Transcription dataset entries
- - - -
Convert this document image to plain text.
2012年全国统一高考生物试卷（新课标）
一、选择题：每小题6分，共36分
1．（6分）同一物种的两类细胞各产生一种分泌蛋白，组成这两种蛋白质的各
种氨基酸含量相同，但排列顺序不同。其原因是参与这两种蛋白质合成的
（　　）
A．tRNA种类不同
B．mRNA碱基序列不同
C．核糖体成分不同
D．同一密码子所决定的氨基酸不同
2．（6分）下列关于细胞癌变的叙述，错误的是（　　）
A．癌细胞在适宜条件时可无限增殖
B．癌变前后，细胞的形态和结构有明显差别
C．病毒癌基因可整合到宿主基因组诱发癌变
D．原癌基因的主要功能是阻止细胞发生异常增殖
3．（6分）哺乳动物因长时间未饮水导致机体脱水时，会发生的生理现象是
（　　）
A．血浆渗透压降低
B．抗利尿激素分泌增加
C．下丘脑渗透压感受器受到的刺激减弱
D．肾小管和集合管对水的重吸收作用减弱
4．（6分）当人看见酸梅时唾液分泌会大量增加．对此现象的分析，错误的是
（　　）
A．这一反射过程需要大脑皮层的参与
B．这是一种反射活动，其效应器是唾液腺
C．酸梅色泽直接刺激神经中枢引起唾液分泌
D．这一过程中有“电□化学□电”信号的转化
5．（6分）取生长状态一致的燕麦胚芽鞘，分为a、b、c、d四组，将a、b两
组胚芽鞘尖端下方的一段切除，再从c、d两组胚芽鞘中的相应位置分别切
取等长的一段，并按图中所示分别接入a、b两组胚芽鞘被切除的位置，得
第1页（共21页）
- - - -
**What to do**
Counting only lines that hold the word "错误的是", state how many there are in the data. Write the number alone.

**Solved exercise**
2